▸ PROBLEM DESCRIPTION: Gather from the listing below each line that includes the word "teceremoni", and copy it.
::: SUPPLIED DATA :::
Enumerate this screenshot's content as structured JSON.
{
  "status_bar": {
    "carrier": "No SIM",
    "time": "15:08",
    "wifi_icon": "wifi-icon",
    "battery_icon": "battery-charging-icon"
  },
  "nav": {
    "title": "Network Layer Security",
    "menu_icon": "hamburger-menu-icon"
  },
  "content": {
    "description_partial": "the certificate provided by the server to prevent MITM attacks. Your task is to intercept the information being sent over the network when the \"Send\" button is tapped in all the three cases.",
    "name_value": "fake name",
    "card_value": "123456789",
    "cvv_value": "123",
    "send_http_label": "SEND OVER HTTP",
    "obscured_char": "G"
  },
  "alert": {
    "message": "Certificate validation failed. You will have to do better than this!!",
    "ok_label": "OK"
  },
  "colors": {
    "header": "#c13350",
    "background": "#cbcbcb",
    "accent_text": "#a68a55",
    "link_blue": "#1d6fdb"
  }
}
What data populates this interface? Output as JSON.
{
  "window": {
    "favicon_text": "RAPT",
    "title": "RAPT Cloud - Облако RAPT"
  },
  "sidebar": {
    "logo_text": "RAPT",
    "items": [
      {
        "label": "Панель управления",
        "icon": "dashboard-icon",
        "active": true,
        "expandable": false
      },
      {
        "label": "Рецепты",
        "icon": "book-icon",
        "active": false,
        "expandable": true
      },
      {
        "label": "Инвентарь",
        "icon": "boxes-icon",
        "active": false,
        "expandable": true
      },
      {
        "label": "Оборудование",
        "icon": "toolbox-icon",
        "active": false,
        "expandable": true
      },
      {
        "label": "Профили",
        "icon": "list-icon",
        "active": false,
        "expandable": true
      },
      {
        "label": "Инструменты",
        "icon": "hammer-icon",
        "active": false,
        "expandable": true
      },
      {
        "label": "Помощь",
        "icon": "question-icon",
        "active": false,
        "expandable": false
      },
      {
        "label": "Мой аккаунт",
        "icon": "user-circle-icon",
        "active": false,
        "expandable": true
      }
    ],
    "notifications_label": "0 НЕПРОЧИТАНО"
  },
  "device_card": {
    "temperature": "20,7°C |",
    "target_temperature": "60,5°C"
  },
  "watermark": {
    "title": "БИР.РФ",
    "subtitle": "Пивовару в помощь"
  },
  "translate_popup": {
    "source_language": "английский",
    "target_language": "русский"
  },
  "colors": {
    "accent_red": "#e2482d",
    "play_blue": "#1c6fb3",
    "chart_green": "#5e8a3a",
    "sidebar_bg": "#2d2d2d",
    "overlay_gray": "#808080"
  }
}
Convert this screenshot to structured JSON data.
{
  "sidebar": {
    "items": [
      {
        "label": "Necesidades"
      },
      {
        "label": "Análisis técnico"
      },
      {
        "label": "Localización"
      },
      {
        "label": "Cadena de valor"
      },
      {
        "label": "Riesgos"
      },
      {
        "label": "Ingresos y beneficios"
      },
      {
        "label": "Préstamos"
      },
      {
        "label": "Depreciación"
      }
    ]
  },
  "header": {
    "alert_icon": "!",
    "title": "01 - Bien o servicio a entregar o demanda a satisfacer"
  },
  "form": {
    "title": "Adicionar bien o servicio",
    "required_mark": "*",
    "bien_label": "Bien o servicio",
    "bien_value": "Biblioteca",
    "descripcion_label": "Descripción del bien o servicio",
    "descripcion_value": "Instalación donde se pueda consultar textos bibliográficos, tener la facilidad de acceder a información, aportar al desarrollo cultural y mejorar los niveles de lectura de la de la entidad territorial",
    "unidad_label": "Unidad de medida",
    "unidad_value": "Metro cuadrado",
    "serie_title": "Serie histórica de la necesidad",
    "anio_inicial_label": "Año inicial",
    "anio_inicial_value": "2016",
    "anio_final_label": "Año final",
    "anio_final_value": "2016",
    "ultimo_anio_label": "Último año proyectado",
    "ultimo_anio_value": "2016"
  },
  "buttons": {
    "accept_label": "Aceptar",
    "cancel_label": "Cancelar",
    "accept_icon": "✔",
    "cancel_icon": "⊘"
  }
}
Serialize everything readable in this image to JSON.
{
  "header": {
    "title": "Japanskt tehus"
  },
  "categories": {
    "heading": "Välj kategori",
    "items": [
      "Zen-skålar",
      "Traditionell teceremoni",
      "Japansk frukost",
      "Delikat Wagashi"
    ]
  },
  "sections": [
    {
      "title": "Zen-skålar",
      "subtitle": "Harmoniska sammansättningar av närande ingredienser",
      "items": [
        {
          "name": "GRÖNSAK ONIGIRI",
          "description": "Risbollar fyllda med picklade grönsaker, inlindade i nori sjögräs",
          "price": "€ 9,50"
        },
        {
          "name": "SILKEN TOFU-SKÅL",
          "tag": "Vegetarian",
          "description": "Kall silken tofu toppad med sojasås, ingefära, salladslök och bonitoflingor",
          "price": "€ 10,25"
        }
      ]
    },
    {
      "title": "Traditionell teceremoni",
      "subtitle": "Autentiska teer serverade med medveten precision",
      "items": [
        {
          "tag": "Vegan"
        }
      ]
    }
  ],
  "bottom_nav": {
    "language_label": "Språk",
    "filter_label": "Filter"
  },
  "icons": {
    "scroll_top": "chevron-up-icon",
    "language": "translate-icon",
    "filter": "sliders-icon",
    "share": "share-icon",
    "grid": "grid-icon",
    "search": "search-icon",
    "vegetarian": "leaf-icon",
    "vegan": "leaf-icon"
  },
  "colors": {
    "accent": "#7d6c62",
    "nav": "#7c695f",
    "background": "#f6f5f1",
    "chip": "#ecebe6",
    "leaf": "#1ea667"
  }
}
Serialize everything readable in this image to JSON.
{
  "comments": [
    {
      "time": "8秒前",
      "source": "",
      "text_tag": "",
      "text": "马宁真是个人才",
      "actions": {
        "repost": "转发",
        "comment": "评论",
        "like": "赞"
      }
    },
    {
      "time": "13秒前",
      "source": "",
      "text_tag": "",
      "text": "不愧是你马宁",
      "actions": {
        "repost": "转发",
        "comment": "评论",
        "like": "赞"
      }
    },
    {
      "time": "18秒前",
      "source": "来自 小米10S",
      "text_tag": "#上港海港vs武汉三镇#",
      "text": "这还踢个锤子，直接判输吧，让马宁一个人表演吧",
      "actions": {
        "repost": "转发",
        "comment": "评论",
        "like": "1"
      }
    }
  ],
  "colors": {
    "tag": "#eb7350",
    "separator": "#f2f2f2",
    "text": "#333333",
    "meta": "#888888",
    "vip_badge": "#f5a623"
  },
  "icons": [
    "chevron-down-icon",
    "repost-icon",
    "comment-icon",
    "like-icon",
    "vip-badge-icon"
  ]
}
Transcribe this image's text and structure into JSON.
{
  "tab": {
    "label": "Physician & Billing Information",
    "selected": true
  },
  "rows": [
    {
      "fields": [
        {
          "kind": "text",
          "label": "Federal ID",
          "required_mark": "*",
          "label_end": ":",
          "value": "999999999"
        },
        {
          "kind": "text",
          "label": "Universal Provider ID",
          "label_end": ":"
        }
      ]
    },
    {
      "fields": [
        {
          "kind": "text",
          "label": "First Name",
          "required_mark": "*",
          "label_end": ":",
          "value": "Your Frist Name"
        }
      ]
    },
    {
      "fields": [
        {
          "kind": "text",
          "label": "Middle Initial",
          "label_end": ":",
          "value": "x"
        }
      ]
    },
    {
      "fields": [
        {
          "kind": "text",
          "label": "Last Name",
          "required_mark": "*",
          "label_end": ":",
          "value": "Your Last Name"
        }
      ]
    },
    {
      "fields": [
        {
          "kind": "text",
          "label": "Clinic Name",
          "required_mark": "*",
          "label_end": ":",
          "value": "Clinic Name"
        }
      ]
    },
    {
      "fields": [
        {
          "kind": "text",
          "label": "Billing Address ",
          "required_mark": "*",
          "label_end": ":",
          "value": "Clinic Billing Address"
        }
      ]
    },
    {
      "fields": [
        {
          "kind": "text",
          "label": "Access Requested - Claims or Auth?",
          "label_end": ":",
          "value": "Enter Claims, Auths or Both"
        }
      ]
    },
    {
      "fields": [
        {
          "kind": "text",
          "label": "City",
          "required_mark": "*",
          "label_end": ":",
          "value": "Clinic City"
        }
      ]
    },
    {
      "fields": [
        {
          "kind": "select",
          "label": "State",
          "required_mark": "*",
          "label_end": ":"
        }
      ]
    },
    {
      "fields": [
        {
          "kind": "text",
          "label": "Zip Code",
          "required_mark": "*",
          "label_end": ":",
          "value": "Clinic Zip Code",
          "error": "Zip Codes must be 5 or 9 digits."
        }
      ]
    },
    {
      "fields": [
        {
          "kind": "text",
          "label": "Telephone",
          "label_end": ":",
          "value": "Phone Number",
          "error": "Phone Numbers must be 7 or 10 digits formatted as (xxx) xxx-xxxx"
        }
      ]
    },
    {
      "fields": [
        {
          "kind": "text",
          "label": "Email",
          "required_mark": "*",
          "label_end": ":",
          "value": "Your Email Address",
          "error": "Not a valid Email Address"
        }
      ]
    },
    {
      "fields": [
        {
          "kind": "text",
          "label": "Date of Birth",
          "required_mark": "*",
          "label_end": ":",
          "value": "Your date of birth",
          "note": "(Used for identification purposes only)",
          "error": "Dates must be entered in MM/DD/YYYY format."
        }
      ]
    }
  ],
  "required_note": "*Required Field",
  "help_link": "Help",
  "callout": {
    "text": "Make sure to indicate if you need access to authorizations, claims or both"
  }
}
:::
▸ WRITTEN RESPONSE:
      "Traditionell teceremoni",
      "title": "Traditionell teceremoni",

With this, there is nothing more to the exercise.